(TEXTAUSZUG):
Gaua

Regie: Paul Urkijo AlijoSpanien, USA 202587 Min.FSK 16
Ostentor KinoFr. 17.04.202620:00Deutschlandpremiere
AndreasstadelSa. 18.04.202620:00

Darum geht es

Das Baskenland im Spanien des 17. Jahrhunderts. In einer Zeit, in der Hexenverfolgungen grassieren, verlässt Kattalin mitten in der Nacht ihr Bauernhaus und flieht vor ihrem Mann. Verloren im tiefen, dunklen Wald, spürt sie eine Präsenz, die sie verfolgt. Unterwegs trifft sie auf drei freundliche Frauen, die beim Wäschewaschen Gruselgeschichten erzählen und Dorfgerüchte wiedergeben. Zu Kattalins Erstaunen wird sie selbst Teil dieser Geschichten werden.

Das solltest du wissen

In vier Kapiteln erzählt, die erst nach und nach ihren Zusammenhang offenbaren, ist GAUA („Die Nacht“) nicht nur eine Geschichte über die formende Kraft von Geschichten: Er ist auch der vielleicht ultimative paganistische Film, der inbrünstig die Lustfeindlichkeit der katholischen Kirche anprangert und das Ausleben von Individualität und Fleischesfreuden feiert. Atemberaubend atmosphärisch, liebevoll ausgestattet und mit einem berückenden Score versehen, mündet er in einem orgiastischen Finale.
Originaltitel: Gaua
Rechteinhaber: Filmax
Sprache: Spanisch
Cast: Yune Nogueiras, Elena Irureta, Ane Gabarain, Iñake Irastorza
Filmfestivals: Sitges Catalonian International Fantastic Film Festival, Rotterdam International Film Festival

Regie

Paul Urkijos dritter Langfilm ist der bei Weitem düsterste – und der soziokulturell offenkundig radikalste. Während er sich stilistisch erneut zwischen Volkssage und Folk Horror einreiht, Themen der baskischen Mythologie verarbeitet und einen Fokus auf starke Frauenfiguren legt, gibt er ein deutliches, geradezu höhnisches Statement zur institutionalisierten Religion ab. Nach seiner Weltpremiere in Sitges kam GAUA im November in die spanischen Kinos und erhielt 2026 drei Goya-Nominierungen.

(DIE AUFGABE):
Beantworte die folgenden Fragen anhand des Textauszugs.
1. In welcher Region und in welchem Jahrhundert spielt der Film?
2. In wie vielen Kapiteln wird GAUA erzählt?
3. Wie viele Goya-Nominierungen erhielt der Film 2026?

(EXTRAHIERTE DATEN):
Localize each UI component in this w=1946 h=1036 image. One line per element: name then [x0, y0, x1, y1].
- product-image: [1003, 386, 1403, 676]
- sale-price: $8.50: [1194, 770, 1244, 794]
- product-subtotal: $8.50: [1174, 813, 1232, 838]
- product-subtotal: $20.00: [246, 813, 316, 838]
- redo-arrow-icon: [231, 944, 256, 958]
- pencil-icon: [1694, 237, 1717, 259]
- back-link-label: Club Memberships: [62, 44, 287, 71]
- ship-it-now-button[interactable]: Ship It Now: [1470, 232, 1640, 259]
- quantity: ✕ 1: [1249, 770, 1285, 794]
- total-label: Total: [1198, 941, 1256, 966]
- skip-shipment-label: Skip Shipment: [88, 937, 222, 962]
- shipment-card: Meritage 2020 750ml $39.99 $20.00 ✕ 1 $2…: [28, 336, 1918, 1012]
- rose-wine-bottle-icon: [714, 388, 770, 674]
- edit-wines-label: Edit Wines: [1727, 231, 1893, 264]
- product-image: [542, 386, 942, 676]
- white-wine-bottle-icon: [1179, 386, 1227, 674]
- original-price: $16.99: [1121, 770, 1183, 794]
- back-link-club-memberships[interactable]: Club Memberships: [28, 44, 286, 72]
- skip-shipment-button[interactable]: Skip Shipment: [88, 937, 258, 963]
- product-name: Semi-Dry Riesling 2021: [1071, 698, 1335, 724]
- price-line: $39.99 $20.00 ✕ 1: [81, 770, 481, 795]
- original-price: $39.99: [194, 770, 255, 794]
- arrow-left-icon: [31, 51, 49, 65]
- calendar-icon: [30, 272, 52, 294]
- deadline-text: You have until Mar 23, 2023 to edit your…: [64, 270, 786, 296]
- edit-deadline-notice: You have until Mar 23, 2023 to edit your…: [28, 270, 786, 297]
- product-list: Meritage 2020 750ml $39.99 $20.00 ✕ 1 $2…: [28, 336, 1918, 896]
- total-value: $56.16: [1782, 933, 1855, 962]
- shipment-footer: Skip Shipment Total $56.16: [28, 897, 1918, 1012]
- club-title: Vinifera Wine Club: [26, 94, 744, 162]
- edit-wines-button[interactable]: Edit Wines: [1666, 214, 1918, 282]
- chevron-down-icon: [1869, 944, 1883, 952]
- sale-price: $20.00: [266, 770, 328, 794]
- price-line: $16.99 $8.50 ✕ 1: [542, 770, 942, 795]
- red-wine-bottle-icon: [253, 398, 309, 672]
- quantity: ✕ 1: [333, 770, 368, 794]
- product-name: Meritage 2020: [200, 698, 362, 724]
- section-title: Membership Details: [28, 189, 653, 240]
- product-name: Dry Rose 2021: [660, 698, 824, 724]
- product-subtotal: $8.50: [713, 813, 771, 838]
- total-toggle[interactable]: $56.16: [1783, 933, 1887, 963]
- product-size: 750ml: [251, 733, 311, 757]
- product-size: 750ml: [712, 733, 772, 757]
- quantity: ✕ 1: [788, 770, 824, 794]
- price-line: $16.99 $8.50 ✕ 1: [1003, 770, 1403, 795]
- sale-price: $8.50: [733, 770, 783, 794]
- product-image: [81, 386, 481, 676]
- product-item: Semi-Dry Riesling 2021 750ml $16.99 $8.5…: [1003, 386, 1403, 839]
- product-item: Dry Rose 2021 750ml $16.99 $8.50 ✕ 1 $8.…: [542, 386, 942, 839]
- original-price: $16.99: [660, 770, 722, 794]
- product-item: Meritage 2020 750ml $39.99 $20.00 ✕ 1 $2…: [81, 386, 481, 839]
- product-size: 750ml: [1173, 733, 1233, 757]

(ERGEBNIS):
1. Im Baskenland im Spanien des 17. Jahrhunderts.
2. In vier Kapiteln.
3. Drei.